SET PROBLEM
Where a line in the listing below contains the word "ฒนาการร", copy that line.

RECORDS FOR THE EXERCISE

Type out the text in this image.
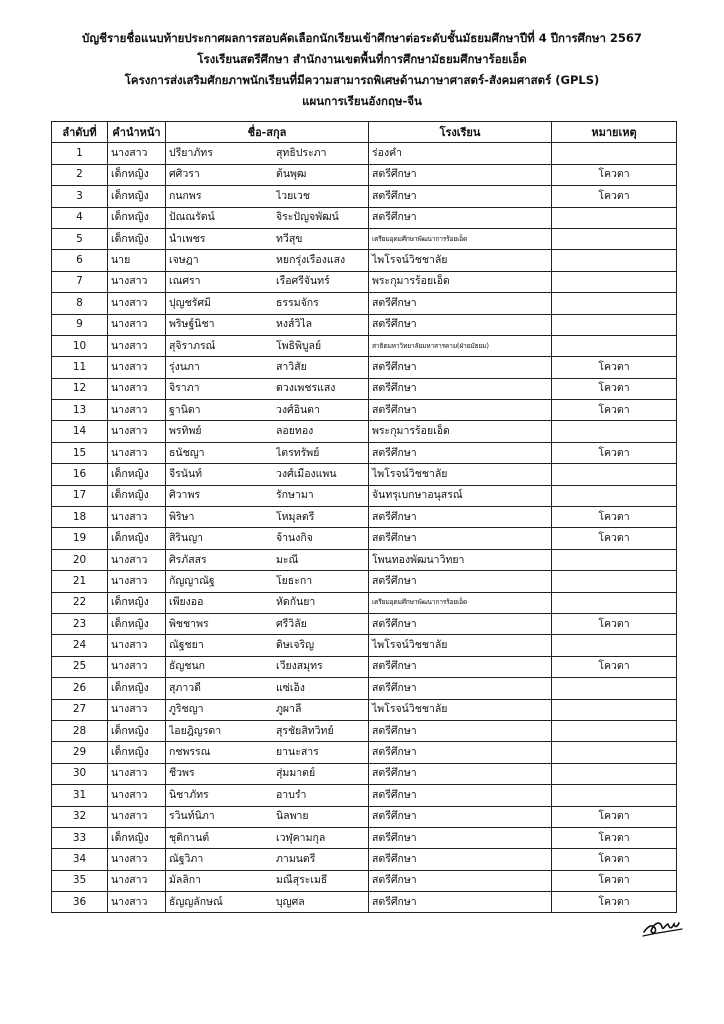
บัญชีรายชื่อแนบท้ายประกาศผลการสอบคัดเลือกนักเรียนเข้าศึกษาต่อระดับชั้นมัธยมศึกษาปีที่ 4 ปีการศึกษา 2567
โรงเรียนสตรีศึกษา สำนักงานเขตพื้นที่การศึกษามัธยมศึกษาร้อยเอ็ด
โครงการส่งเสริมศักยภาพนักเรียนที่มีความสามารถพิเศษด้านภาษาศาสตร์-สังคมศาสตร์ (GPLS)
แผนการเรียนอังกฤษ-จีน
ลำดับที่	คำนำหน้า	ชื่อ-สกุล	โรงเรียน	หมายเหตุ
1	นางสาว	ปรียาภัทร สุทธิประภา	ร่องคำ	
2	เด็กหญิง	ศศิวรา ต้นพุฒ	สตรีศึกษา	โควตา
3	เด็กหญิง	กนกพร ไวยเวช	สตรีศึกษา	โควตา
4	เด็กหญิง	ปัณณรัตน์ จิระปัญจพัฒน์	สตรีศึกษา	
5	เด็กหญิง	น้ำเพชร ทวีสุข	เตรียมอุดมศึกษาพัฒนาการร้อยเอ็ด	
6	นาย	เจษฎา หยกรุ่งเรืองแสง	ไพโรจน์วิชชาลัย	
7	นางสาว	เณศรา เรือศรีจันทร์	พระกุมารร้อยเอ็ด	
8	นางสาว	ปุญชรัศมิ์ ธรรมจักร	สตรีศึกษา	
9	นางสาว	พริษฐ์นิชา หงส์วิไล	สตรีศึกษา	
10	นางสาว	สุจิราภรณ์ โพธิพิบูลย์	สาธิตมหาวิทยาลัยมหาสารคาม(ฝ่ายมัธยม)	
11	นางสาว	รุ่งนภา สาวิสัย	สตรีศึกษา	โควตา
12	นางสาว	จิราภา ดวงเพชรแสง	สตรีศึกษา	โควตา
13	นางสาว	ฐานิดา วงศ์อินตา	สตรีศึกษา	โควตา
14	นางสาว	พรทิพย์ ลอยทอง	พระกุมารร้อยเอ็ด	
15	นางสาว	ธนัชญา ไตรทรัพย์	สตรีศึกษา	โควตา
16	เด็กหญิง	จีรนันท์ วงศ์เมืองแพน	ไพโรจน์วิชชาลัย	
17	เด็กหญิง	ศิวาพร รักษามา	จันทรุเบกษาอนุสรณ์	
18	นางสาว	พิริษา โหมุลตรี	สตรีศึกษา	โควตา
19	เด็กหญิง	สิรินญา จ้านงกิจ	สตรีศึกษา	โควตา
20	นางสาว	ศิรภัสสร มะณี	โพนทองพัฒนาวิทยา	
21	นางสาว	กัญญาณัฐ โยธะกา	สตรีศึกษา	
22	เด็กหญิง	เพียงออ หัดกันยา	เตรียมอุดมศึกษาพัฒนาการร้อยเอ็ด	
23	เด็กหญิง	พิชชาพร ศรีวิลัย	สตรีศึกษา	โควตา
24	นางสาว	ณัฐชยา ดิษเจริญ	ไพโรจน์วิชชาลัย	
25	นางสาว	ธัญชนก เวียงสมุทร	สตรีศึกษา	โควตา
26	เด็กหญิง	สุภาวดี แซ่เอ็ง	สตรีศึกษา	
27	นางสาว	ภูริชญา ภูผาลี	ไพโรจน์วิชชาลัย	
28	เด็กหญิง	ไอยฎิญรดา สุรชัยสิทวิทย์	สตรีศึกษา	
29	เด็กหญิง	กชพรรณ ยานะสาร	สตรีศึกษา	
30	นางสาว	ชีวพร สุ่มมาตย์	สตรีศึกษา	
31	นางสาว	นิชาภัทร อาบรำ	สตรีศึกษา	
32	นางสาว	รวินท์นิภา นิลพาย	สตรีศึกษา	โควตา
33	เด็กหญิง	ชุติกานต์ เวฬุคามกุล	สตรีศึกษา	โควตา
34	นางสาว	ณัฐวิภา ภามนตรี	สตรีศึกษา	โควตา
35	นางสาว	มัลลิกา มณีสุระเมธี	สตรีศึกษา	โควตา
36	นางสาว	ธัญญลักษณ์ บุญศล	สตรีศึกษา	โควตา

TASK RESPONSE
5	เด็กหญิง	น้ำเพชร ทวีสุข	เตรียมอุดมศึกษาพัฒนาการร้อยเอ็ด	
22	เด็กหญิง	เพียงออ หัดกันยา	เตรียมอุดมศึกษาพัฒนาการร้อยเอ็ด	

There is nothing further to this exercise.